* BEGIN Source extract *

Source code for ml4co_kit.task.base

r"""
Base classes for all combinatorial optimization tasks in ML4CO-Kit.

A **task** represents a single problem instance: input data, an optional candidate
solution (``sol``), and an optional reference solution (``ref_sol``). Subclasses
implement problem-specific encodings, constraint checking, and objective evaluation.
"""

# Copyright (c) 2024 Thinklab@SJTU
# ML4CO-Kit is licensed under Mulan PSL v2.
# You can use this software according to the terms and conditions of the Mulan PSL v2.
# You may obtain a copy of Mulan PSL v2 at:
# http://license.coscl.org.cn/MulanPSL2
#
# THIS SOFTWARE IS PROVIDED ON AN "AS IS" BASIS, WITHOUT WARRANTIES OF ANY KIND,
# EITHER EXPRESS OR IMPLIED, INCLUDING BUT NOT LIMITED TO NON-INFRINGEMENT,
# MERCHANTABILITY OR FIT FOR A PARTICULAR PURPOSE.
# See the Mulan PSL v2 for more details.


import uuid
import pickle
import pathlib
import hashlib
import numpy as np
from enum import Enum
from typing import Sequence, Union
from ml4co_kit.utils.pickle_utils import load_pickle
from ml4co_kit.utils.file_utils import check_file_path


[docs]class TASK_TYPE(str, Enum):
    """Define the task types as an enumeration."""

* END Source extract *

To be done: Print the part of the source listing that runs from "# You may obtain" up to and including "for more details.". The lines after this have no connection to the source listing.

* BEGIN Record list *

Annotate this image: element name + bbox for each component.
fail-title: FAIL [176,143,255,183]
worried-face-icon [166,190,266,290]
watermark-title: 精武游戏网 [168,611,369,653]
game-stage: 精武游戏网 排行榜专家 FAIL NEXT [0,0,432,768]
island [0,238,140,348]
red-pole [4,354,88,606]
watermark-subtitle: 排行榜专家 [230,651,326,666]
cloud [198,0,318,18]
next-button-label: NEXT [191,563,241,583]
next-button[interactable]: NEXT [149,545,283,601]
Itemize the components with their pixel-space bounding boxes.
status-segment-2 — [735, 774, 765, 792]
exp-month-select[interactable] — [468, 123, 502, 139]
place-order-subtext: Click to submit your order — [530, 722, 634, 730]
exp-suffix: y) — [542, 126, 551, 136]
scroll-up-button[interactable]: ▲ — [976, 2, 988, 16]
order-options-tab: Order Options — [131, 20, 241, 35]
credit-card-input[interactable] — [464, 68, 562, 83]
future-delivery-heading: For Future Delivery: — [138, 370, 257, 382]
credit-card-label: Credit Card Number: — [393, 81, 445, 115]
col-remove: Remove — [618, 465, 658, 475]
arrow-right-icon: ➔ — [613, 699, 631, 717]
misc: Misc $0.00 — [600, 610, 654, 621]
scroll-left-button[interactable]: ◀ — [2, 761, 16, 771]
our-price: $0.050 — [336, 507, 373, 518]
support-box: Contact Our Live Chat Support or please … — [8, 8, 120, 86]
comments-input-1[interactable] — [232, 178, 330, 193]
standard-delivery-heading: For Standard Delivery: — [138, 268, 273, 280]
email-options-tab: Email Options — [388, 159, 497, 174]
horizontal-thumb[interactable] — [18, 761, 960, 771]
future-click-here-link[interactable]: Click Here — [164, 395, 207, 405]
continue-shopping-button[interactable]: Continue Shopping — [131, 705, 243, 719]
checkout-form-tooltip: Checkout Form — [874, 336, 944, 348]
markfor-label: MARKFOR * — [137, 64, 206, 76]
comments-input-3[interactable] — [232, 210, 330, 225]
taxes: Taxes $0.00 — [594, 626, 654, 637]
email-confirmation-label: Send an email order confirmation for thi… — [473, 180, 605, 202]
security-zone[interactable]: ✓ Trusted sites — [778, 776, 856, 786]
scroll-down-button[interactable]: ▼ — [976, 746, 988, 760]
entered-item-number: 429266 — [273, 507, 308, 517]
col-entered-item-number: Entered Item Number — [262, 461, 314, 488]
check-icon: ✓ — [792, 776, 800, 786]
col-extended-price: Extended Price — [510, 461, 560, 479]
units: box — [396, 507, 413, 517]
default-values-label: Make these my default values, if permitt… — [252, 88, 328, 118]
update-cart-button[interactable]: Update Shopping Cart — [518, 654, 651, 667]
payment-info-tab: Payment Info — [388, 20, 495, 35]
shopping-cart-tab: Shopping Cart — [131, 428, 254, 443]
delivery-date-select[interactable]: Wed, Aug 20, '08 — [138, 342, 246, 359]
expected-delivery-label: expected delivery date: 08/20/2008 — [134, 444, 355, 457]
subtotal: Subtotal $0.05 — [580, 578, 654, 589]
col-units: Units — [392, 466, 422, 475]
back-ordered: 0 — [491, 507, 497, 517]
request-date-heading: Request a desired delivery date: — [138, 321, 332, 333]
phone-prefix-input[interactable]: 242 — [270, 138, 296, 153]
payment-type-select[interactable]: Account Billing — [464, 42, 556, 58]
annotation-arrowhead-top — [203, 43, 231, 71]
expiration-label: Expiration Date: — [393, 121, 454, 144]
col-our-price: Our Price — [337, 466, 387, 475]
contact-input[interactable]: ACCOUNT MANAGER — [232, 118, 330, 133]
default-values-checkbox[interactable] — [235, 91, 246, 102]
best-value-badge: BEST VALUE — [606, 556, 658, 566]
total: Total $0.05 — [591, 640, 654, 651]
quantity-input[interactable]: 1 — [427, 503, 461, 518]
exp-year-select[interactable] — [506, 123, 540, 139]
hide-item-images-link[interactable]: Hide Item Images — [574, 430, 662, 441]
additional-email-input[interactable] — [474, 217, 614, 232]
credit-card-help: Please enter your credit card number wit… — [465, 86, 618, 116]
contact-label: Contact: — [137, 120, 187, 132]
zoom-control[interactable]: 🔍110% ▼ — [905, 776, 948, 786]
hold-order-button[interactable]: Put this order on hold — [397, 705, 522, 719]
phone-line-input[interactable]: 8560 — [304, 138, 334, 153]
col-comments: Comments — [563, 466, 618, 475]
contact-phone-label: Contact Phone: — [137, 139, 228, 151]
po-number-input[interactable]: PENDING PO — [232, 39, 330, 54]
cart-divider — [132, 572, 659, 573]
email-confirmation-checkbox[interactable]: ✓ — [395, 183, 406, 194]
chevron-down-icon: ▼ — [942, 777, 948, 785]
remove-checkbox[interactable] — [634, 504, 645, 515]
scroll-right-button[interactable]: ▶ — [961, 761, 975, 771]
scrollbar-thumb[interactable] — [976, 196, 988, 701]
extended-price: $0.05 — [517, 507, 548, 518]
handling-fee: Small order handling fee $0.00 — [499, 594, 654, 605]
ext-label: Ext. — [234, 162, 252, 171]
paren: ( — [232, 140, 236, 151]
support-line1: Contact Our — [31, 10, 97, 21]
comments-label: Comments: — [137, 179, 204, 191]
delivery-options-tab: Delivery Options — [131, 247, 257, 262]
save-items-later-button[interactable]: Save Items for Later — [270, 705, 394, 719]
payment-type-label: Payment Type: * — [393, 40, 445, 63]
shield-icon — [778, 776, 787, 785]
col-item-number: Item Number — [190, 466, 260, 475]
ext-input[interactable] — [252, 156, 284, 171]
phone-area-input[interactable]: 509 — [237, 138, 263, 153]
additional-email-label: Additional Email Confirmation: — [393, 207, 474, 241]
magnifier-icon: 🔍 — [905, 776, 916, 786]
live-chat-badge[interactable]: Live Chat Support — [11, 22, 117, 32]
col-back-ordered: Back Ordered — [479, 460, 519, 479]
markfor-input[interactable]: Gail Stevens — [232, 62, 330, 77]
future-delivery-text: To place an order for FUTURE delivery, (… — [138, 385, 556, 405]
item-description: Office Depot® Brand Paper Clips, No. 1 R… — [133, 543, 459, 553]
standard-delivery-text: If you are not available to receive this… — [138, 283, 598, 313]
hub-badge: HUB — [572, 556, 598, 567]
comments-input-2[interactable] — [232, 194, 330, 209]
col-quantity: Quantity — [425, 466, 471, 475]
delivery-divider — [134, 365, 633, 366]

* END Record list *

Answer to the exercise:
# You may obtain a copy of Mulan PSL v2 at:
# http://license.coscl.org.cn/MulanPSL2
#
# THIS SOFTWARE IS PROVIDED ON AN "AS IS" BASIS, WITHOUT WARRANTIES OF ANY KIND,
# EITHER EXPRESS OR IMPLIED, INCLUDING BUT NOT LIMITED TO NON-INFRINGEMENT,
# MERCHANTABILITY OR FIT FOR A PARTICULAR PURPOSE.
# See the Mulan PSL v2 for more details.